··· Information given

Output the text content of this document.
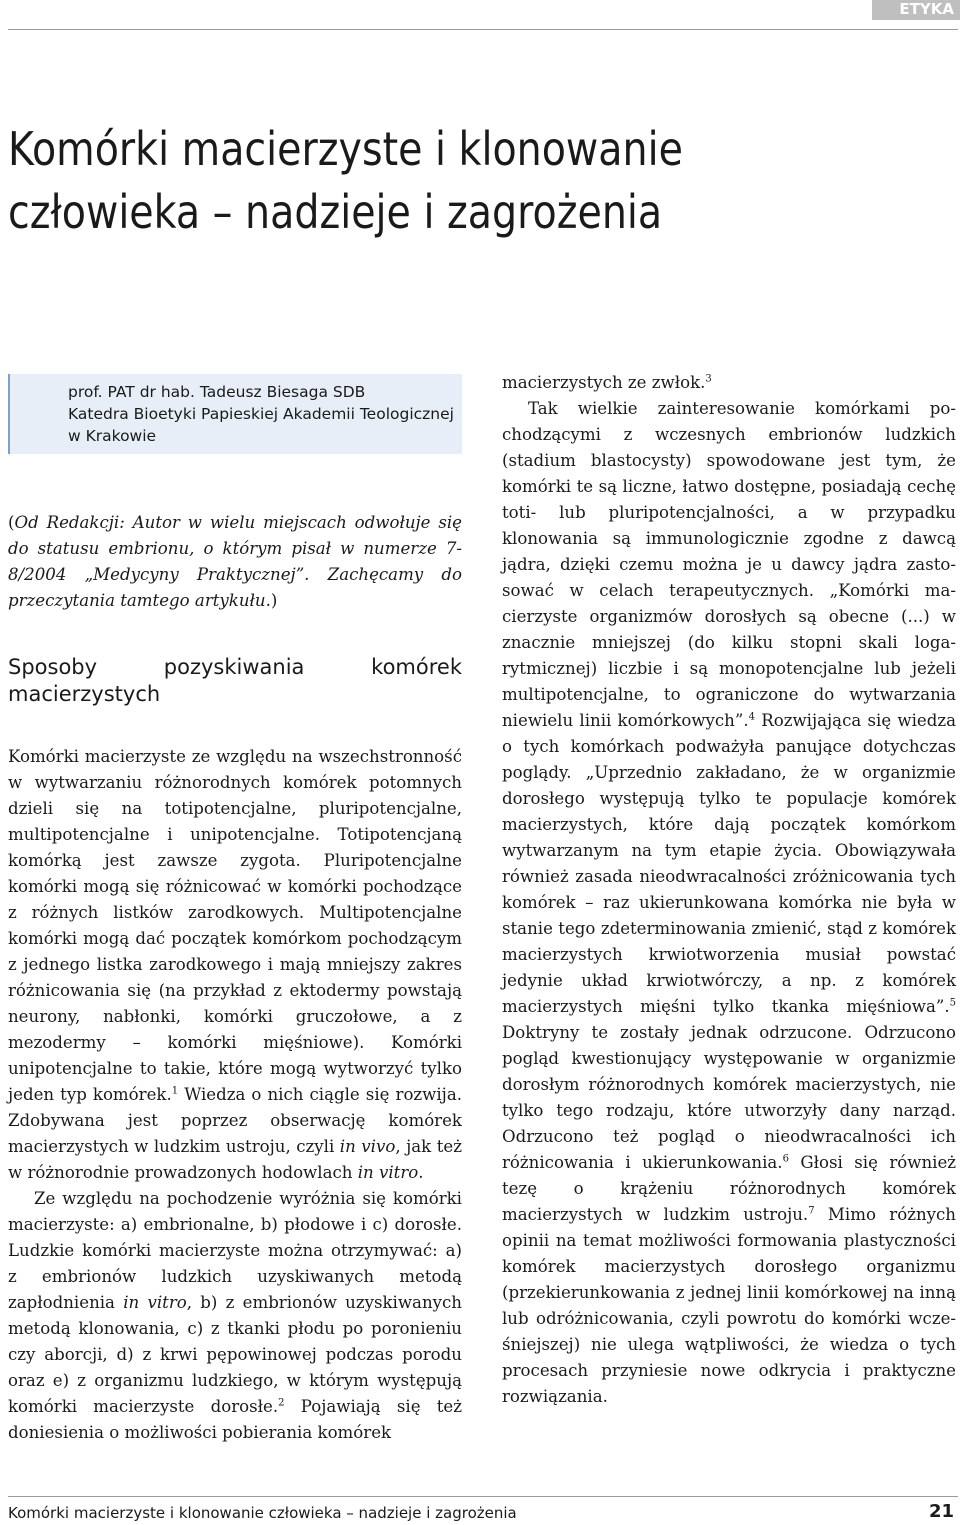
ETYKA
Komórki macierzyste i klonowanie
człowieka – nadzieje i zagrożenia
prof. PAT dr hab. Tadeusz Biesaga SDB
Katedra Bioetyki Papieskiej Akademii Teologicznej
w Krakowie

(Od Redakcji: Autor w wielu miejscach odwołuje się do statusu embrionu, o którym pisał w numerze 7-8/2004 „Medycyny Praktycznej”. Zachęcamy do przeczytania tamtego artykułu.)

Sposoby pozyskiwania komórek macierzystych

Komórki macierzyste ze względu na wszechstronność w wytwarzaniu różnorodnych komórek potomnych dzieli się na totipotencjalne, pluripotencjalne, multipotencjalne i unipotencjalne. Totipotencjaną komórką jest zawsze zygota. Pluripotencjalne komórki mogą się różnicować w komórki pochodzące z różnych listków zarodkowych. Multipotencjalne komórki mogą dać początek komórkom pochodzącym z jednego listka zarodkowego i mają mniejszy zakres różnicowania się (na przykład z ektodermy powstają neurony, nabłonki, komórki gruczołowe, a z mezodermy – komórki mięśniowe). Komórki unipotencjalne to takie, które mogą wytworzyć tylko jeden typ komórek.$^1$ Wiedza o nich ciągle się rozwija. Zdobywana jest poprzez obserwację komórek macierzystych w ludzkim ustroju, czyli in vivo, jak też w różnorodnie prowadzonych hodowlach in vitro.

Ze względu na pochodzenie wyróżnia się komórki macierzyste: a) embrionalne, b) płodowe i c) dorosłe. Ludzkie komórki macierzyste można otrzymywać: a) z embrionów ludzkich uzyskiwanych metodą zapłodnienia in vitro, b) z embrionów uzyskiwanych metodą klonowania, c) z tkanki płodu po poronieniu czy aborcji, d) z krwi pępowinowej podczas porodu oraz e) z organizmu ludzkiego, w którym występują komórki macierzyste dorosłe.$^2$ Pojawiają się też doniesienia o możliwości pobierania komórek

macierzystych ze zwłok.$^3$

Tak wielkie zainteresowanie komórkami pochodzącymi z wczesnych embrionów ludzkich (stadium blastocysty) spowodowane jest tym, że komórki te są liczne, łatwo dostępne, posiadają cechę toti- lub pluripotencjalności, a w przypadku klonowania są immunologicznie zgodne z dawcą jądra, dzięki czemu można je u dawcy jądra zastosować w celach terapeutycznych. „Komórki macierzyste organizmów dorosłych są obecne (...) w znacznie mniejszej (do kilku stopni skali logarytmicznej) liczbie i są monopotencjalne lub jeżeli multipotencjalne, to ograniczone do wytwarzania niewielu linii komórkowych”.$^4$ Rozwijająca się wiedza o tych komórkach podważyła panujące dotychczas poglądy. „Uprzednio zakładano, że w organizmie dorosłego występują tylko te populacje komórek macierzystych, które dają początek komórkom wytwarzanym na tym etapie życia. Obowiązywała również zasada nieodwracalności zróżnicowania tych komórek – raz ukierunkowana komórka nie była w stanie tego zdeterminowania zmienić, stąd z komórek macierzystych krwiotworzenia musiał powstać jedynie układ krwiotwórczy, a np. z komórek macierzystych mięśni tylko tkanka mięśniowa”.$^5$ Doktryny te zostały jednak odrzucone. Odrzucono pogląd kwestionujący występowanie w organizmie dorosłym różnorodnych komórek macierzystych, nie tylko tego rodzaju, które utworzyły dany narząd. Odrzucono też pogląd o nieodwracalności ich różnicowania i ukierunkowania.$^6$ Głosi się również tezę o krążeniu różnorodnych komórek macierzystych w ludzkim ustroju.$^7$ Mimo różnych opinii na temat możliwości formowania plastyczności komórek macierzystych dorosłego organizmu (przekierunkowania z jednej linii komórkowej na inną lub odróżnicowania, czyli powrotu do komórki wcześniejszej) nie ulega wątpliwości, że wiedza o tych procesach przyniesie nowe odkrycia i praktyczne rozwiązania.

Komórki macierzyste i klonowanie człowieka – nadzieje i zagrożenia	21
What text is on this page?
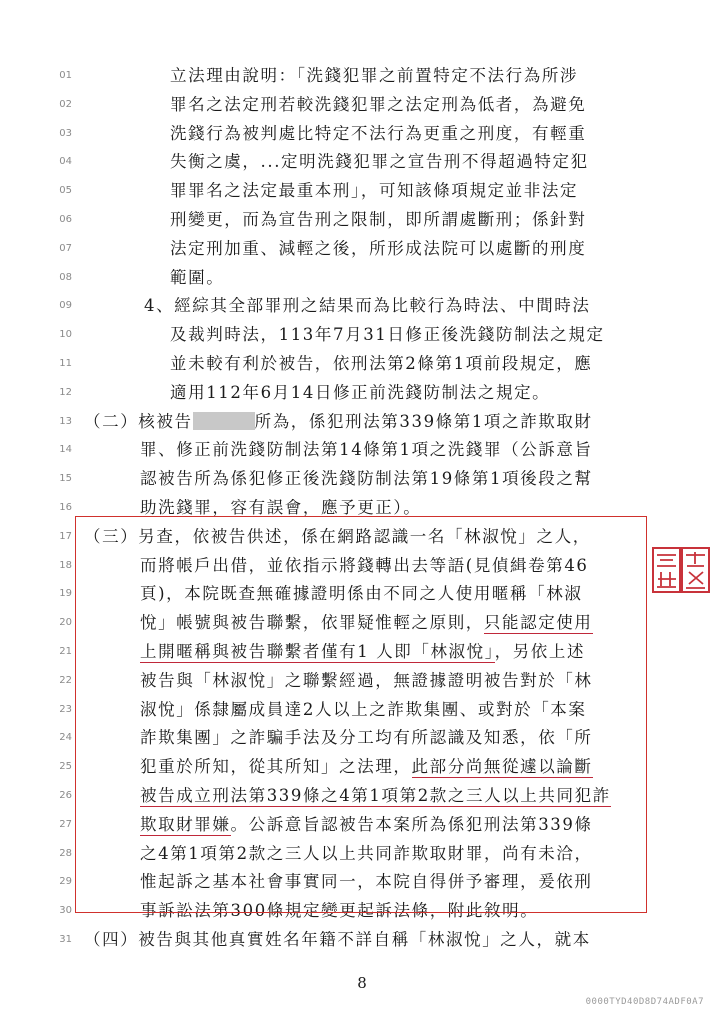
01
02
03
04
05
06
07
08
09
10
11
12
13
14
15
16
17
18
19
20
21
22
23
24
25
26
27
28
29
30
31
立法理由說明：「洗錢犯罪之前置特定不法行為所涉
罪名之法定刑若較洗錢犯罪之法定刑為低者，為避免
洗錢行為被判處比特定不法行為更重之刑度，有輕重
失衡之虞，...定明洗錢犯罪之宣告刑不得超過特定犯
罪罪名之法定最重本刑」，可知該條項規定並非法定
刑變更，而為宣告刑之限制，即所謂處斷刑；係針對
法定刑加重、減輕之後，所形成法院可以處斷的刑度
範圍。
4、經綜其全部罪刑之結果而為比較行為時法、中間時法
及裁判時法，113年7月31日修正後洗錢防制法之規定
並未較有利於被告，依刑法第2條第1項前段規定，應
適用112年6月14日修正前洗錢防制法之規定。
（二）核被告	所為，係犯刑法第339條第1項之詐欺取財
罪、修正前洗錢防制法第14條第1項之洗錢罪（公訴意旨
認被告所為係犯修正後洗錢防制法第19條第1項後段之幫
助洗錢罪，容有誤會，應予更正）。
（三）另查，依被告供述，係在網路認識一名「林淑悅」之人，
而將帳戶出借，並依指示將錢轉出去等語(見偵緝卷第46
頁)，本院既查無確據證明係由不同之人使用暱稱「林淑
悅」帳號與被告聯繫，依罪疑惟輕之原則，只能認定使用
上開暱稱與被告聯繫者僅有1 人即「林淑悅」，另依上述
被告與「林淑悅」之聯繫經過，無證據證明被告對於「林
淑悅」係隸屬成員達2人以上之詐欺集團、或對於「本案
詐欺集團」之詐騙手法及分工均有所認識及知悉，依「所
犯重於所知，從其所知」之法理，此部分尚無從遽以論斷
被告成立刑法第339條之4第1項第2款之三人以上共同犯詐
欺取財罪嫌。公訴意旨認被告本案所為係犯刑法第339條
之4第1項第2款之三人以上共同詐欺取財罪，尚有未洽，
惟起訴之基本社會事實同一，本院自得併予審理，爰依刑
事訴訟法第300條規定變更起訴法條，附此敘明。
（四）被告與其他真實姓名年籍不詳自稱「林淑悅」之人，就本
8
0000TYD40D8D74ADF0A7
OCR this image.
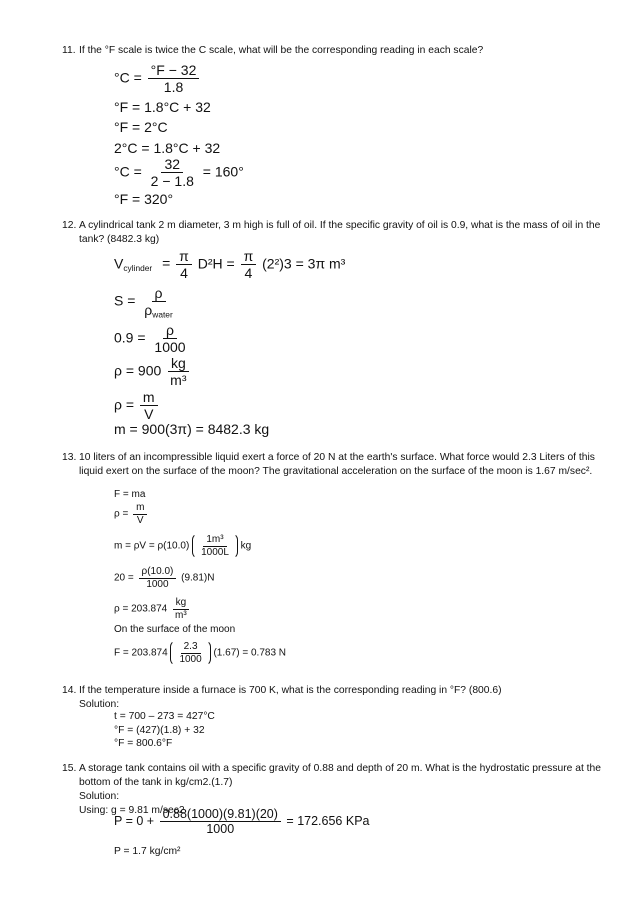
11. If the °F scale is twice the C scale, what will be the corresponding reading in each scale?
$^\circ C = \frac{^\circ F - 32}{1.8}$
°F = 1.8°C + 32
°F = 2°C
2°C = 1.8°C + 32
$^\circ C = \frac{32}{2 - 1.8} = 160^\circ$
°F = 320°
12. A cylindrical tank 2 m diameter, 3 m high is full of oil. If the specific gravity of oil is 0.9, what is the mass of oil in the tank? (8482.3 kg)
$V_{cylinder} = \frac{\pi}{4} D^2H = \frac{\pi}{4} (2^2)3 = 3\pi$ m³
$S = \frac{\rho}{\rho_{water}}$
$0.9 = \frac{\rho}{1000}$
$\rho = 900 \frac{kg}{\text{m³}}$
$\rho = \frac{m}{V}$
m = 900(3π) = 8482.3 kg
13. 10 liters of an incompressible liquid exert a force of 20 N at the earth's surface. What force would 2.3 Liters of this liquid exert on the surface of the moon? The gravitational acceleration on the surface of the moon is 1.67 m/sec².
F = ma
$\rho = \frac{m}{V}$
$m = \rho V = \rho(10.0) \frac{\text{1m³}}{1000L}$ kg
$20 = \frac{\rho(10.0)}{1000} (9.81)N$
$\rho = 203.874 \frac{kg}{\text{m³}}$
On the surface of the moon
$F = 203.874 \frac{2.3}{1000} (1.67) = 0.783$ N
14. If the temperature inside a furnace is 700 K, what is the corresponding reading in °F? (800.6)
Solution:
t = 700 – 273 = 427°C
°F = (427)(1.8) + 32
°F = 800.6°F
15. A storage tank contains oil with a specific gravity of 0.88 and depth of 20 m. What is the hydrostatic pressure at the bottom of the tank in kg/cm2.(1.7)
Solution:
Using: g = 9.81 m/sec2
$P = 0 + \frac{0.88(1000)(9.81)(20)}{1000} = 172.656$ KPa
P = 1.7 kg/cm²
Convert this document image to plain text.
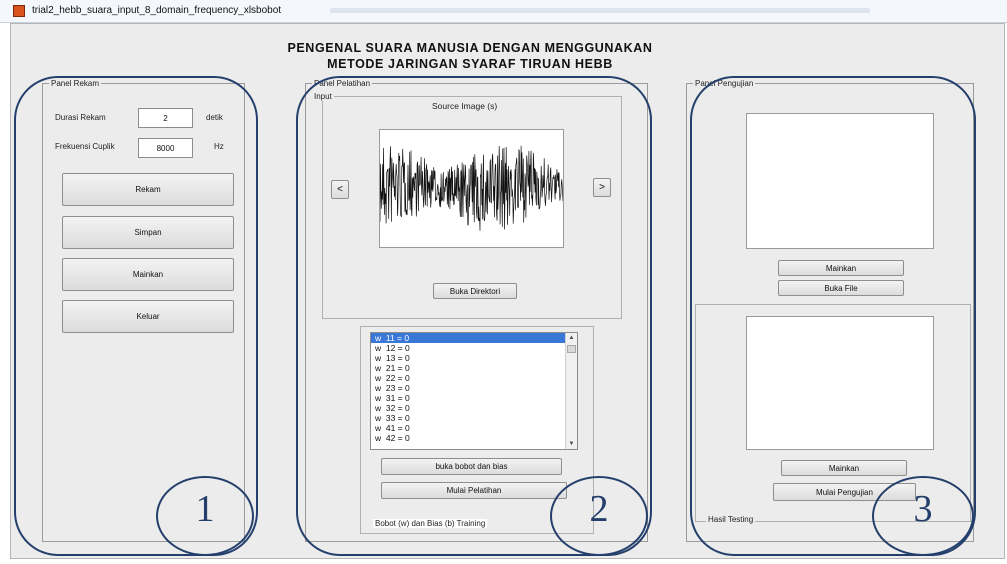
trial2_hebb_suara_input_8_domain_frequency_xlsbobot
PENGENAL SUARA MANUSIA DENGAN MENGGUNAKAN
METODE JARINGAN SYARAF TIRUAN HEBB
Panel Rekam
Durasi Rekam
2	detik
Frekuensi Cuplik
8000	Hz
Rekam
Simpan
Mainkan
Keluar
Panel Pelatihan
Input
Source Image (s)
<	>
Buka Direktori
Bobot (w) dan Bias (b) Training
w  11 = 0
w  12 = 0
w  13 = 0
w  21 = 0
w  22 = 0
w  23 = 0
w  31 = 0
w  32 = 0
w  33 = 0
w  41 = 0
w  42 = 0
▲
▼
buka bobot dan bias
Mulai Pelatihan
Panel Pengujian
Mainkan
Buka File
Hasil Testing
Mainkan
Mulai Pengujian
1	2	3
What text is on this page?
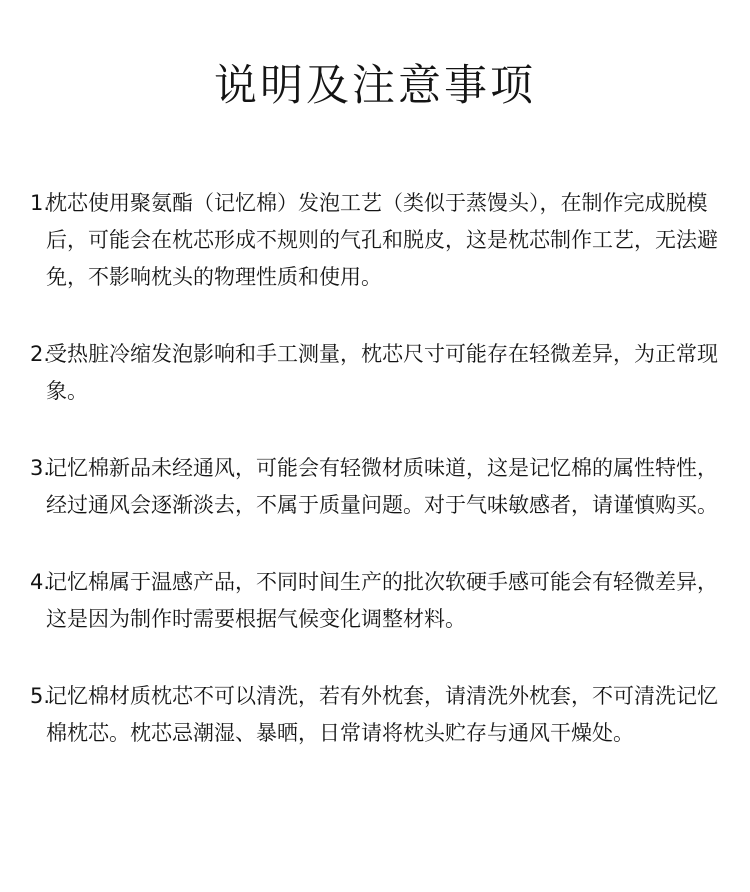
说明及注意事项
1.
枕芯使用聚氨酯（记忆棉）发泡工艺（类似于蒸馒头），在制作完成脱模后，可能会在枕芯形成不规则的气孔和脱皮，这是枕芯制作工艺，无法避免，不影响枕头的物理性质和使用。
2.
受热脏冷缩发泡影响和手工测量，枕芯尺寸可能存在轻微差异，为正常现象。
3.
记忆棉新品未经通风，可能会有轻微材质味道，这是记忆棉的属性特性，经过通风会逐渐淡去，不属于质量问题。对于气味敏感者，请谨慎购买。
4.
记忆棉属于温感产品，不同时间生产的批次软硬手感可能会有轻微差异，这是因为制作时需要根据气候变化调整材料。
5.
记忆棉材质枕芯不可以清洗，若有外枕套，请清洗外枕套，不可清洗记忆棉枕芯。枕芯忌潮湿、暴晒，日常请将枕头贮存与通风干燥处。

······

## Task statement
Among the entries above, how many lines include the word "document"? Give the number with no comment.

## Response for this exercise
2